**Task statement**: Repeat the entries that follow verbatim, without any of their pictures.

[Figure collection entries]
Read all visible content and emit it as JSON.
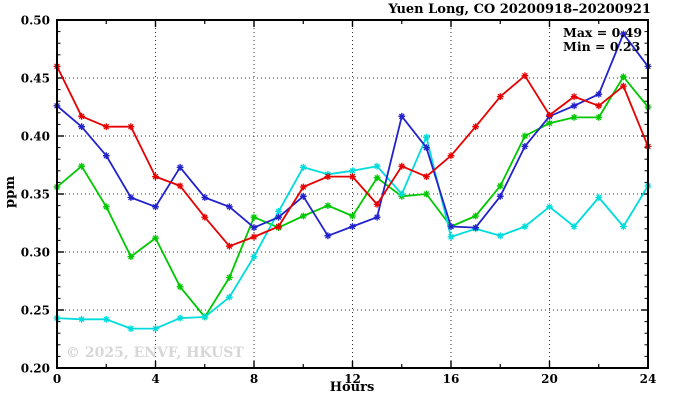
{
  "watermark": "© 2025, ENVF, HKUST",
  "chart_data": {
    "type": "line",
    "title": "Yuen Long, CO 20200918–20200921",
    "xlabel": "Hours",
    "ylabel": "ppm",
    "xlim": [
      0,
      24
    ],
    "ylim": [
      0.2,
      0.5
    ],
    "grid": "dotted lines at major ticks, on",
    "legend": "none",
    "annotations": {
      "max_label": "Max = 0.49",
      "min_label": "Min = 0.23"
    },
    "xticks": [
      0,
      4,
      8,
      12,
      16,
      20,
      24
    ],
    "xtick_labels": [
      "0",
      "4",
      "8",
      "12",
      "16",
      "20",
      "24"
    ],
    "xtick_minor": [
      2,
      6,
      10,
      14,
      18,
      22
    ],
    "yticks": [
      0.2,
      0.25,
      0.3,
      0.35,
      0.4,
      0.45,
      0.5
    ],
    "ytick_labels": [
      "0.20",
      "0.25",
      "0.30",
      "0.35",
      "0.40",
      "0.45",
      "0.50"
    ],
    "ytick_minor_step": 0.01,
    "x": [
      0,
      1,
      2,
      3,
      4,
      5,
      6,
      7,
      8,
      9,
      10,
      11,
      12,
      13,
      14,
      15,
      16,
      17,
      18,
      19,
      20,
      21,
      22,
      23,
      24
    ],
    "series": [
      {
        "name": "green",
        "color": "#00c800",
        "values": [
          0.356,
          0.374,
          0.339,
          0.296,
          0.312,
          0.27,
          0.244,
          0.278,
          0.33,
          0.321,
          0.331,
          0.34,
          0.331,
          0.364,
          0.348,
          0.35,
          0.322,
          0.331,
          0.357,
          0.4,
          0.411,
          0.416,
          0.416,
          0.451,
          0.425
        ]
      },
      {
        "name": "cyan",
        "color": "#00dcdc",
        "values": [
          0.243,
          0.242,
          0.242,
          0.234,
          0.234,
          0.243,
          0.244,
          0.261,
          0.296,
          0.335,
          0.373,
          0.367,
          0.37,
          0.374,
          0.35,
          0.399,
          0.313,
          0.32,
          0.314,
          0.322,
          0.339,
          0.322,
          0.347,
          0.322,
          0.357
        ]
      },
      {
        "name": "blue",
        "color": "#2222cc",
        "values": [
          0.426,
          0.408,
          0.383,
          0.347,
          0.339,
          0.373,
          0.347,
          0.339,
          0.321,
          0.33,
          0.348,
          0.314,
          0.322,
          0.33,
          0.417,
          0.39,
          0.322,
          0.321,
          0.348,
          0.391,
          0.417,
          0.426,
          0.436,
          0.488,
          0.46
        ]
      },
      {
        "name": "red",
        "color": "#e60000",
        "values": [
          0.46,
          0.417,
          0.408,
          0.408,
          0.365,
          0.357,
          0.33,
          0.305,
          0.313,
          0.322,
          0.356,
          0.365,
          0.365,
          0.341,
          0.374,
          0.365,
          0.383,
          0.408,
          0.434,
          0.452,
          0.418,
          0.434,
          0.426,
          0.443,
          0.391
        ]
      }
    ]
  }
}
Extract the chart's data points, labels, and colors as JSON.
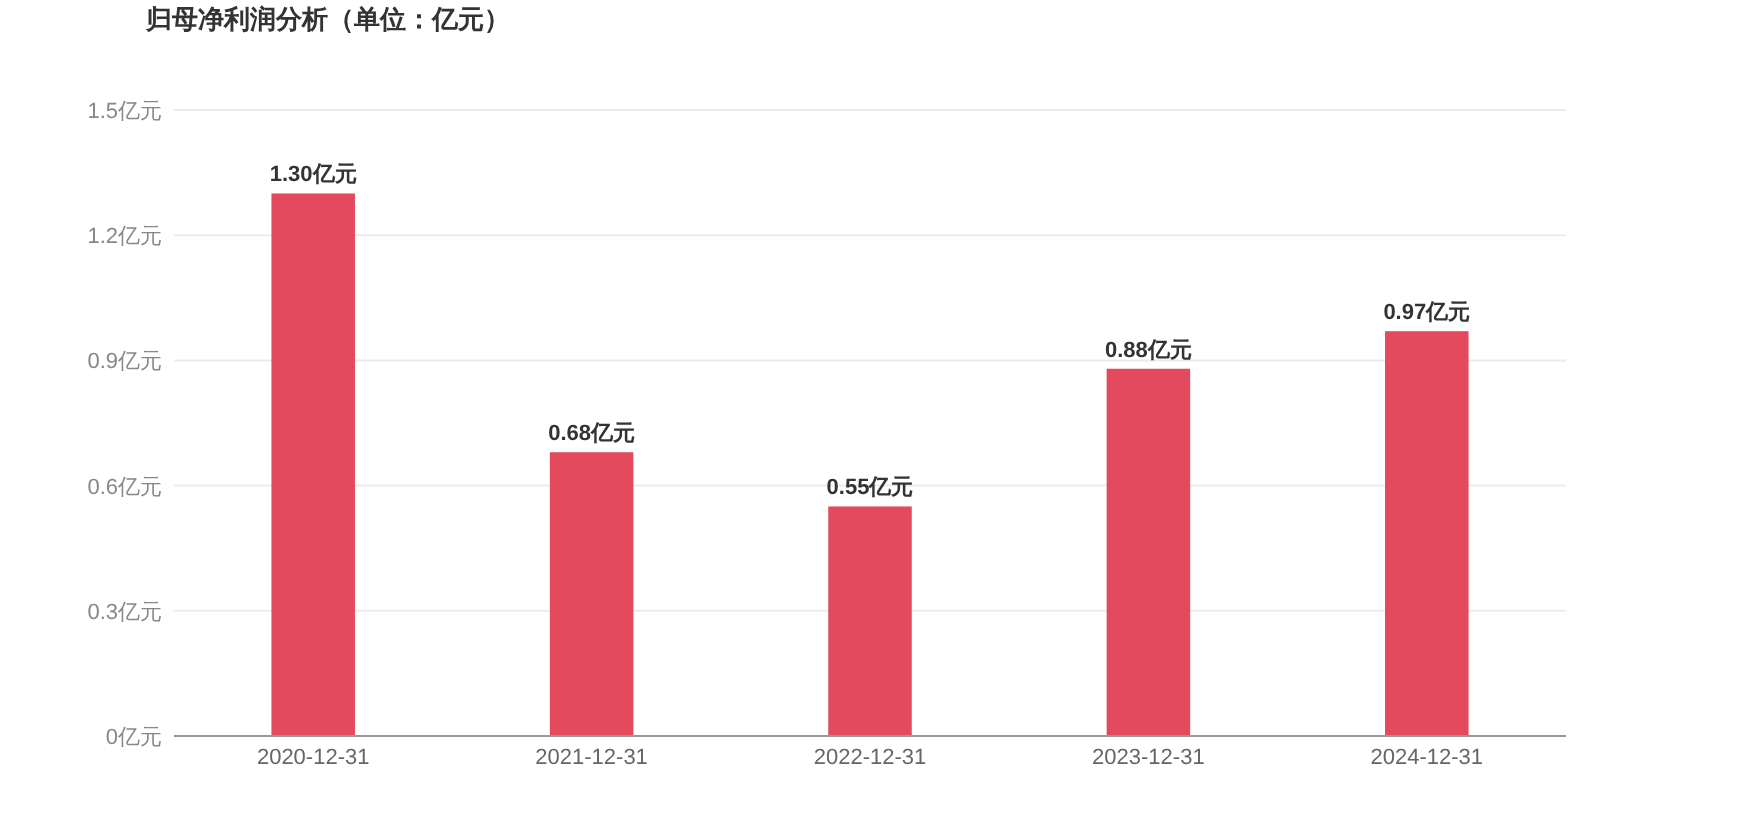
{
  "chart_data": {
    "type": "bar",
    "title": "归母净利润分析（单位：亿元）",
    "categories": [
      "2020-12-31",
      "2021-12-31",
      "2022-12-31",
      "2023-12-31",
      "2024-12-31"
    ],
    "values": [
      1.3,
      0.68,
      0.55,
      0.88,
      0.97
    ],
    "value_labels": [
      "1.30亿元",
      "0.68亿元",
      "0.55亿元",
      "0.88亿元",
      "0.97亿元"
    ],
    "color": "#e34a5e",
    "ylim": [
      0,
      1.5
    ],
    "yticks": [
      {
        "value": 0,
        "label": "0亿元"
      },
      {
        "value": 0.3,
        "label": "0.3亿元"
      },
      {
        "value": 0.6,
        "label": "0.6亿元"
      },
      {
        "value": 0.9,
        "label": "0.9亿元"
      },
      {
        "value": 1.2,
        "label": "1.2亿元"
      },
      {
        "value": 1.5,
        "label": "1.5亿元"
      }
    ],
    "grid": "y"
  }
}
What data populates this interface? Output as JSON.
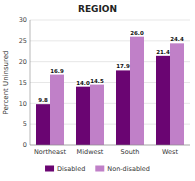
{
  "chart_data": {
    "type": "bar",
    "title": "REGION",
    "ylabel": "Percent Uninsured",
    "categories": [
      "Northeast",
      "Midwest",
      "South",
      "West"
    ],
    "series": [
      {
        "name": "Disabled",
        "color": "#6a0572",
        "values": [
          9.8,
          14.0,
          17.9,
          21.4
        ],
        "value_labels": [
          "9.8",
          "14.0",
          "17.9",
          "21.4"
        ]
      },
      {
        "name": "Non-disabled",
        "color": "#c080c8",
        "values": [
          16.9,
          14.5,
          26.0,
          24.4
        ],
        "value_labels": [
          "16.9",
          "14.5",
          "26.0",
          "24.4"
        ]
      }
    ],
    "ylim": [
      0,
      30
    ],
    "yticks": [
      0,
      5,
      10,
      15,
      20,
      25,
      30
    ],
    "grid": true,
    "legend": "bottom",
    "data_labels": true
  }
}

**Solution to the problem**:
Read all visible content and emit it as JSON.
{
  "watermark": "© 2025, ENVF, HKUST",
  "chart_data": {
    "type": "line",
    "title": "Yuen Long, CO 20200918–20200921",
    "xlabel": "Hours",
    "ylabel": "ppm",
    "xlim": [
      0,
      24
    ],
    "ylim": [
      0.2,
      0.5
    ],
    "grid": "dotted lines at major ticks, on",
    "legend": "none",
    "annotations": {
      "max_label": "Max = 0.49",
      "min_label": "Min = 0.23"
    },
    "xticks": [
      0,
      4,
      8,
      12,
      16,
      20,
      24
    ],
    "xtick_labels": [
      "0",
      "4",
      "8",
      "12",
      "16",
      "20",
      "24"
    ],
    "xtick_minor": [
      2,
      6,
      10,
      14,
      18,
      22
    ],
    "yticks": [
      0.2,
      0.25,
      0.3,
      0.35,
      0.4,
      0.45,
      0.5
    ],
    "ytick_labels": [
      "0.20",
      "0.25",
      "0.30",
      "0.35",
      "0.40",
      "0.45",
      "0.50"
    ],
    "ytick_minor_step": 0.01,
    "x": [
      0,
      1,
      2,
      3,
      4,
      5,
      6,
      7,
      8,
      9,
      10,
      11,
      12,
      13,
      14,
      15,
      16,
      17,
      18,
      19,
      20,
      21,
      22,
      23,
      24
    ],
    "series": [
      {
        "name": "green",
        "color": "#00c800",
        "values": [
          0.356,
          0.374,
          0.339,
          0.296,
          0.312,
          0.27,
          0.244,
          0.278,
          0.33,
          0.321,
          0.331,
          0.34,
          0.331,
          0.364,
          0.348,
          0.35,
          0.322,
          0.331,
          0.357,
          0.4,
          0.411,
          0.416,
          0.416,
          0.451,
          0.425
        ]
      },
      {
        "name": "cyan",
        "color": "#00dcdc",
        "values": [
          0.243,
          0.242,
          0.242,
          0.234,
          0.234,
          0.243,
          0.244,
          0.261,
          0.296,
          0.335,
          0.373,
          0.367,
          0.37,
          0.374,
          0.35,
          0.399,
          0.313,
          0.32,
          0.314,
          0.322,
          0.339,
          0.322,
          0.347,
          0.322,
          0.357
        ]
      },
      {
        "name": "blue",
        "color": "#2222cc",
        "values": [
          0.426,
          0.408,
          0.383,
          0.347,
          0.339,
          0.373,
          0.347,
          0.339,
          0.321,
          0.33,
          0.348,
          0.314,
          0.322,
          0.33,
          0.417,
          0.39,
          0.322,
          0.321,
          0.348,
          0.391,
          0.417,
          0.426,
          0.436,
          0.488,
          0.46
        ]
      },
      {
        "name": "red",
        "color": "#e60000",
        "values": [
          0.46,
          0.417,
          0.408,
          0.408,
          0.365,
          0.357,
          0.33,
          0.305,
          0.313,
          0.322,
          0.356,
          0.365,
          0.365,
          0.341,
          0.374,
          0.365,
          0.383,
          0.408,
          0.434,
          0.452,
          0.418,
          0.434,
          0.426,
          0.443,
          0.391
        ]
      }
    ]
  }
}
Extract the chart's data points, labels, and colors as JSON.
{
  "chart_data": {
    "type": "bar",
    "title": "归母净利润分析（单位：亿元）",
    "categories": [
      "2020-12-31",
      "2021-12-31",
      "2022-12-31",
      "2023-12-31",
      "2024-12-31"
    ],
    "values": [
      1.3,
      0.68,
      0.55,
      0.88,
      0.97
    ],
    "value_labels": [
      "1.30亿元",
      "0.68亿元",
      "0.55亿元",
      "0.88亿元",
      "0.97亿元"
    ],
    "color": "#e34a5e",
    "ylim": [
      0,
      1.5
    ],
    "yticks": [
      {
        "value": 0,
        "label": "0亿元"
      },
      {
        "value": 0.3,
        "label": "0.3亿元"
      },
      {
        "value": 0.6,
        "label": "0.6亿元"
      },
      {
        "value": 0.9,
        "label": "0.9亿元"
      },
      {
        "value": 1.2,
        "label": "1.2亿元"
      },
      {
        "value": 1.5,
        "label": "1.5亿元"
      }
    ],
    "grid": "y"
  }
}
What data populates this interface? Output as JSON.
{
  "chart_data": {
    "type": "bar",
    "title": "REGION",
    "ylabel": "Percent Uninsured",
    "categories": [
      "Northeast",
      "Midwest",
      "South",
      "West"
    ],
    "series": [
      {
        "name": "Disabled",
        "color": "#6a0572",
        "values": [
          9.8,
          14.0,
          17.9,
          21.4
        ],
        "value_labels": [
          "9.8",
          "14.0",
          "17.9",
          "21.4"
        ]
      },
      {
        "name": "Non-disabled",
        "color": "#c080c8",
        "values": [
          16.9,
          14.5,
          26.0,
          24.4
        ],
        "value_labels": [
          "16.9",
          "14.5",
          "26.0",
          "24.4"
        ]
      }
    ],
    "ylim": [
      0,
      30
    ],
    "yticks": [
      0,
      5,
      10,
      15,
      20,
      25,
      30
    ],
    "grid": true,
    "legend": "bottom",
    "data_labels": true
  }
}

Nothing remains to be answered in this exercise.